━━ MATERIAL FOR THE TASK ━━
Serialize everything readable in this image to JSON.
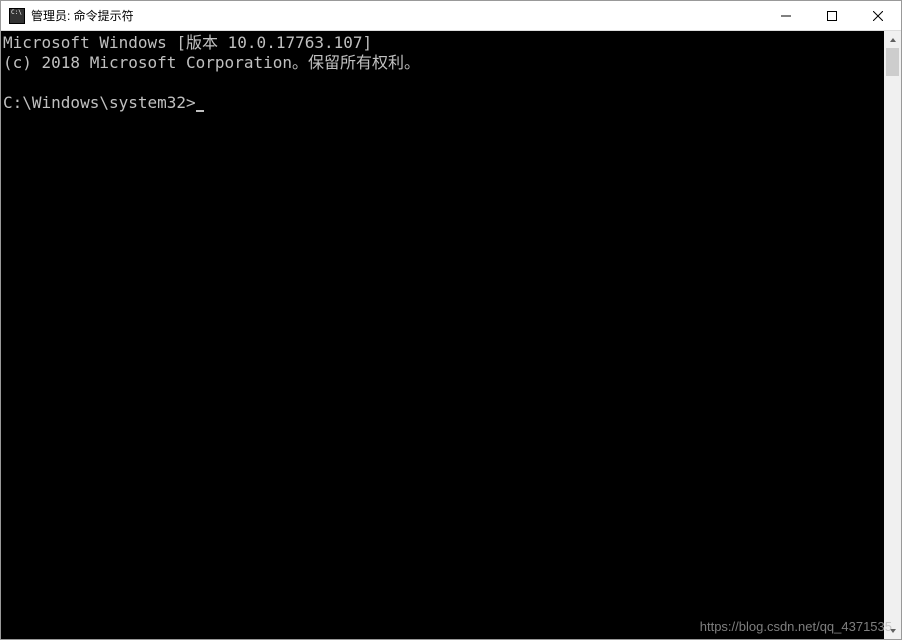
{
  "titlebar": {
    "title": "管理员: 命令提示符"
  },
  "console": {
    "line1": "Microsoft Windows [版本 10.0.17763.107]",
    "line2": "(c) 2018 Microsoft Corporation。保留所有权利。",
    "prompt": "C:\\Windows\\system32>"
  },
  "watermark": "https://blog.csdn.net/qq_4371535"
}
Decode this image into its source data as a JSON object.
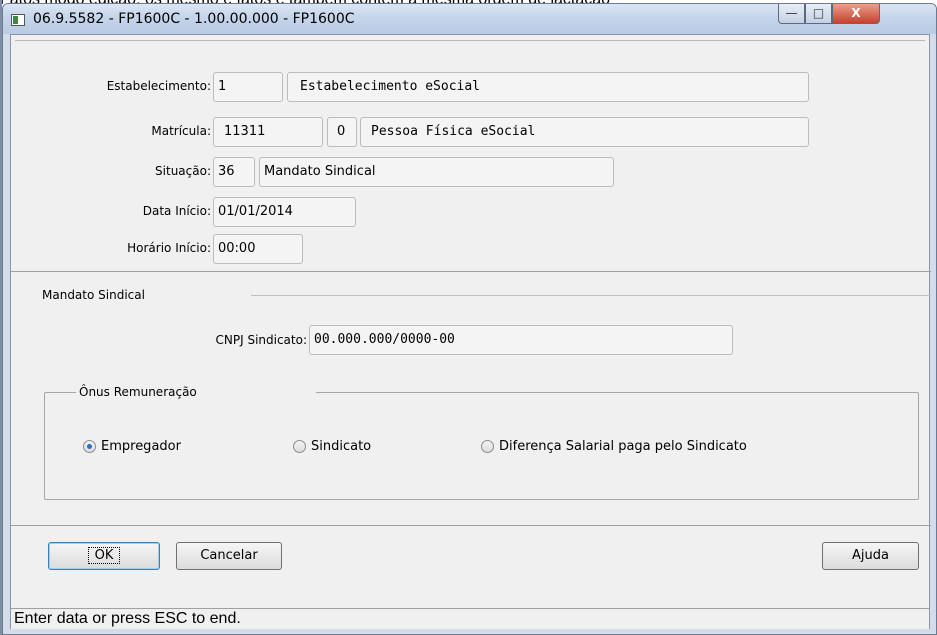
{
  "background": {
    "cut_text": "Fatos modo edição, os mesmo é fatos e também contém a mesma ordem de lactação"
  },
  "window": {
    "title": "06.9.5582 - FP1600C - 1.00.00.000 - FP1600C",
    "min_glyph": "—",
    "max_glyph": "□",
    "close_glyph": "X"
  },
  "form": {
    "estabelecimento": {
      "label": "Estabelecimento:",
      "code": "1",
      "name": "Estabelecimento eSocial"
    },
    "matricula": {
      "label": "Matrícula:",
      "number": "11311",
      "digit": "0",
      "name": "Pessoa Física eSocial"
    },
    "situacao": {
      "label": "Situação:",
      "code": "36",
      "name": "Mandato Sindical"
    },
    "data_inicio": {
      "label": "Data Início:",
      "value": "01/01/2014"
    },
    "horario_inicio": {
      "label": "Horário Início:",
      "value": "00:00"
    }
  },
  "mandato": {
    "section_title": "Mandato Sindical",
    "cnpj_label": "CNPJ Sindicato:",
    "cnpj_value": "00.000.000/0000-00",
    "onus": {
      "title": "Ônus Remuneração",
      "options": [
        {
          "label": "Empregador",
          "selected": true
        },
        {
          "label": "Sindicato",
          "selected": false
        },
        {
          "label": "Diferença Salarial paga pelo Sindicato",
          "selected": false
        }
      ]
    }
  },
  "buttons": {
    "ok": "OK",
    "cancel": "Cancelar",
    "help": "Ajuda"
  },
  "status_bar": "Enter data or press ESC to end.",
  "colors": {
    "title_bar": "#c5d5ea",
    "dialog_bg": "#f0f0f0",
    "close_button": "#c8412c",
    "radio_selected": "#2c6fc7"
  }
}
━━━
◆ TASK DETAILS ◆
Extract the entries in full, exactly as they are, minus the pictures.

◆ FINAL RESULT ◆
Serialize everything readable in this image to JSON.
{
  "titlebar": {
    "title": "管理员: 命令提示符"
  },
  "console": {
    "line1": "Microsoft Windows [版本 10.0.17763.107]",
    "line2": "(c) 2018 Microsoft Corporation。保留所有权利。",
    "prompt": "C:\\Windows\\system32>"
  },
  "watermark": "https://blog.csdn.net/qq_4371535"
}
Decode this image into its source data as a JSON object.
{
  "background": {
    "cut_text": "Fatos modo edição, os mesmo é fatos e também contém a mesma ordem de lactação"
  },
  "window": {
    "title": "06.9.5582 - FP1600C - 1.00.00.000 - FP1600C",
    "min_glyph": "—",
    "max_glyph": "□",
    "close_glyph": "X"
  },
  "form": {
    "estabelecimento": {
      "label": "Estabelecimento:",
      "code": "1",
      "name": "Estabelecimento eSocial"
    },
    "matricula": {
      "label": "Matrícula:",
      "number": "11311",
      "digit": "0",
      "name": "Pessoa Física eSocial"
    },
    "situacao": {
      "label": "Situação:",
      "code": "36",
      "name": "Mandato Sindical"
    },
    "data_inicio": {
      "label": "Data Início:",
      "value": "01/01/2014"
    },
    "horario_inicio": {
      "label": "Horário Início:",
      "value": "00:00"
    }
  },
  "mandato": {
    "section_title": "Mandato Sindical",
    "cnpj_label": "CNPJ Sindicato:",
    "cnpj_value": "00.000.000/0000-00",
    "onus": {
      "title": "Ônus Remuneração",
      "options": [
        {
          "label": "Empregador",
          "selected": true
        },
        {
          "label": "Sindicato",
          "selected": false
        },
        {
          "label": "Diferença Salarial paga pelo Sindicato",
          "selected": false
        }
      ]
    }
  },
  "buttons": {
    "ok": "OK",
    "cancel": "Cancelar",
    "help": "Ajuda"
  },
  "status_bar": "Enter data or press ESC to end.",
  "colors": {
    "title_bar": "#c5d5ea",
    "dialog_bg": "#f0f0f0",
    "close_button": "#c8412c",
    "radio_selected": "#2c6fc7"
  }
}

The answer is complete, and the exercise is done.